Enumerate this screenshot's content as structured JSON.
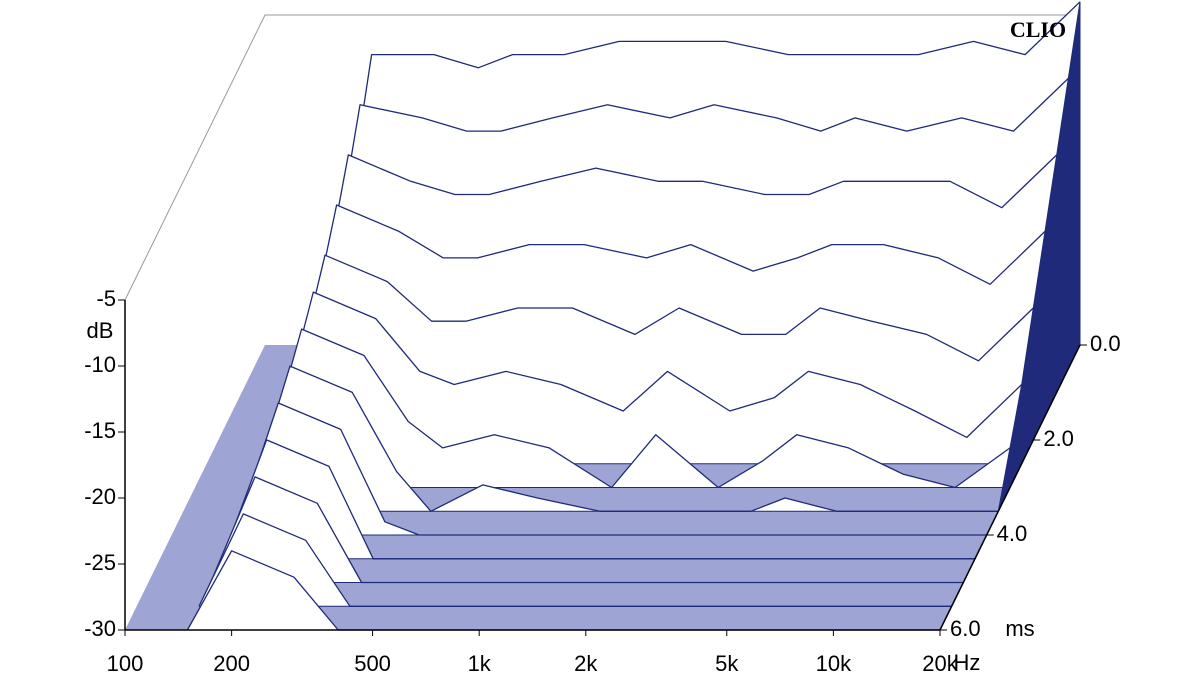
{
  "chart_data": {
    "type": "waterfall",
    "brand": "CLIO",
    "y_label": "dB",
    "x_label": "Hz",
    "z_label": "ms",
    "color": "#1f2a7a",
    "floor_color": "#9ea4d4",
    "log_x": true,
    "xlim": [
      100,
      20000
    ],
    "xticks": [
      100,
      200,
      500,
      {
        "value": 1000,
        "label": "1k"
      },
      {
        "value": 2000,
        "label": "2k"
      },
      {
        "value": 5000,
        "label": "5k"
      },
      {
        "value": 10000,
        "label": "10k"
      },
      {
        "value": 20000,
        "label": "20k"
      }
    ],
    "ylim": [
      -30,
      -5
    ],
    "yticks": [
      -5,
      -10,
      -15,
      -20,
      -25,
      -30
    ],
    "zlim": [
      0,
      6
    ],
    "zticks": [
      {
        "value": 0,
        "label": "0.0"
      },
      {
        "value": 2,
        "label": "2.0"
      },
      {
        "value": 4,
        "label": "4.0"
      },
      {
        "value": 6,
        "label": "6.0"
      }
    ],
    "x": [
      150,
      200,
      300,
      400,
      500,
      700,
      1000,
      1500,
      2000,
      3000,
      4000,
      5000,
      7000,
      10000,
      14000,
      20000
    ],
    "z": [
      0,
      0.5,
      1,
      1.5,
      2,
      2.5,
      3,
      3.5,
      4,
      4.5,
      5,
      5.5,
      6
    ],
    "series": [
      {
        "values": [
          -30,
          -8,
          -8,
          -9,
          -8,
          -8,
          -7,
          -7,
          -7,
          -8,
          -8,
          -8,
          -8,
          -7,
          -8,
          -4
        ]
      },
      {
        "values": [
          -30,
          -10,
          -11,
          -12,
          -12,
          -11,
          -10,
          -11,
          -10,
          -11,
          -12,
          -11,
          -12,
          -11,
          -12,
          -8
        ]
      },
      {
        "values": [
          -30,
          -12,
          -14,
          -15,
          -15,
          -14,
          -13,
          -14,
          -14,
          -15,
          -15,
          -14,
          -14,
          -14,
          -16,
          -12
        ]
      },
      {
        "values": [
          -30,
          -14,
          -16,
          -18,
          -18,
          -17,
          -17,
          -18,
          -17,
          -19,
          -18,
          -17,
          -17,
          -18,
          -20,
          -16
        ]
      },
      {
        "values": [
          -30,
          -16,
          -18,
          -21,
          -21,
          -20,
          -20,
          -22,
          -20,
          -22,
          -22,
          -20,
          -21,
          -22,
          -24,
          -20
        ]
      },
      {
        "values": [
          -30,
          -17,
          -19,
          -23,
          -24,
          -23,
          -24,
          -26,
          -23,
          -26,
          -25,
          -23,
          -24,
          -26,
          -28,
          -24
        ]
      },
      {
        "values": [
          -30,
          -18,
          -20,
          -25,
          -27,
          -26,
          -27,
          -30,
          -26,
          -30,
          -28,
          -26,
          -27,
          -29,
          -30,
          -27
        ]
      },
      {
        "values": [
          -30,
          -19,
          -21,
          -27,
          -30,
          -28,
          -29,
          -30,
          -30,
          -30,
          -30,
          -29,
          -30,
          -30,
          -30,
          -30
        ]
      },
      {
        "values": [
          -30,
          -20,
          -22,
          -29,
          -30,
          -30,
          -30,
          -30,
          -30,
          -30,
          -30,
          -30,
          -30,
          -30,
          -30,
          -30
        ]
      },
      {
        "values": [
          -30,
          -21,
          -23,
          -30,
          -30,
          -30,
          -30,
          -30,
          -30,
          -30,
          -30,
          -30,
          -30,
          -30,
          -30,
          -30
        ]
      },
      {
        "values": [
          -30,
          -22,
          -24,
          -30,
          -30,
          -30,
          -30,
          -30,
          -30,
          -30,
          -30,
          -30,
          -30,
          -30,
          -30,
          -30
        ]
      },
      {
        "values": [
          -30,
          -23,
          -25,
          -30,
          -30,
          -30,
          -30,
          -30,
          -30,
          -30,
          -30,
          -30,
          -30,
          -30,
          -30,
          -30
        ]
      },
      {
        "values": [
          -30,
          -24,
          -26,
          -30,
          -30,
          -30,
          -30,
          -30,
          -30,
          -30,
          -30,
          -30,
          -30,
          -30,
          -30,
          -30
        ]
      }
    ]
  }
}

# SHORT TASK:
Exclude the images, then output the data above word for word.

# THE COMPLETED TASK:
Enumerate this screenshot's content as structured JSON.
{
  "chart_data": {
    "type": "waterfall",
    "brand": "CLIO",
    "y_label": "dB",
    "x_label": "Hz",
    "z_label": "ms",
    "color": "#1f2a7a",
    "floor_color": "#9ea4d4",
    "log_x": true,
    "xlim": [
      100,
      20000
    ],
    "xticks": [
      100,
      200,
      500,
      {
        "value": 1000,
        "label": "1k"
      },
      {
        "value": 2000,
        "label": "2k"
      },
      {
        "value": 5000,
        "label": "5k"
      },
      {
        "value": 10000,
        "label": "10k"
      },
      {
        "value": 20000,
        "label": "20k"
      }
    ],
    "ylim": [
      -30,
      -5
    ],
    "yticks": [
      -5,
      -10,
      -15,
      -20,
      -25,
      -30
    ],
    "zlim": [
      0,
      6
    ],
    "zticks": [
      {
        "value": 0,
        "label": "0.0"
      },
      {
        "value": 2,
        "label": "2.0"
      },
      {
        "value": 4,
        "label": "4.0"
      },
      {
        "value": 6,
        "label": "6.0"
      }
    ],
    "x": [
      150,
      200,
      300,
      400,
      500,
      700,
      1000,
      1500,
      2000,
      3000,
      4000,
      5000,
      7000,
      10000,
      14000,
      20000
    ],
    "z": [
      0,
      0.5,
      1,
      1.5,
      2,
      2.5,
      3,
      3.5,
      4,
      4.5,
      5,
      5.5,
      6
    ],
    "series": [
      {
        "values": [
          -30,
          -8,
          -8,
          -9,
          -8,
          -8,
          -7,
          -7,
          -7,
          -8,
          -8,
          -8,
          -8,
          -7,
          -8,
          -4
        ]
      },
      {
        "values": [
          -30,
          -10,
          -11,
          -12,
          -12,
          -11,
          -10,
          -11,
          -10,
          -11,
          -12,
          -11,
          -12,
          -11,
          -12,
          -8
        ]
      },
      {
        "values": [
          -30,
          -12,
          -14,
          -15,
          -15,
          -14,
          -13,
          -14,
          -14,
          -15,
          -15,
          -14,
          -14,
          -14,
          -16,
          -12
        ]
      },
      {
        "values": [
          -30,
          -14,
          -16,
          -18,
          -18,
          -17,
          -17,
          -18,
          -17,
          -19,
          -18,
          -17,
          -17,
          -18,
          -20,
          -16
        ]
      },
      {
        "values": [
          -30,
          -16,
          -18,
          -21,
          -21,
          -20,
          -20,
          -22,
          -20,
          -22,
          -22,
          -20,
          -21,
          -22,
          -24,
          -20
        ]
      },
      {
        "values": [
          -30,
          -17,
          -19,
          -23,
          -24,
          -23,
          -24,
          -26,
          -23,
          -26,
          -25,
          -23,
          -24,
          -26,
          -28,
          -24
        ]
      },
      {
        "values": [
          -30,
          -18,
          -20,
          -25,
          -27,
          -26,
          -27,
          -30,
          -26,
          -30,
          -28,
          -26,
          -27,
          -29,
          -30,
          -27
        ]
      },
      {
        "values": [
          -30,
          -19,
          -21,
          -27,
          -30,
          -28,
          -29,
          -30,
          -30,
          -30,
          -30,
          -29,
          -30,
          -30,
          -30,
          -30
        ]
      },
      {
        "values": [
          -30,
          -20,
          -22,
          -29,
          -30,
          -30,
          -30,
          -30,
          -30,
          -30,
          -30,
          -30,
          -30,
          -30,
          -30,
          -30
        ]
      },
      {
        "values": [
          -30,
          -21,
          -23,
          -30,
          -30,
          -30,
          -30,
          -30,
          -30,
          -30,
          -30,
          -30,
          -30,
          -30,
          -30,
          -30
        ]
      },
      {
        "values": [
          -30,
          -22,
          -24,
          -30,
          -30,
          -30,
          -30,
          -30,
          -30,
          -30,
          -30,
          -30,
          -30,
          -30,
          -30,
          -30
        ]
      },
      {
        "values": [
          -30,
          -23,
          -25,
          -30,
          -30,
          -30,
          -30,
          -30,
          -30,
          -30,
          -30,
          -30,
          -30,
          -30,
          -30,
          -30
        ]
      },
      {
        "values": [
          -30,
          -24,
          -26,
          -30,
          -30,
          -30,
          -30,
          -30,
          -30,
          -30,
          -30,
          -30,
          -30,
          -30,
          -30,
          -30
        ]
      }
    ]
  }
}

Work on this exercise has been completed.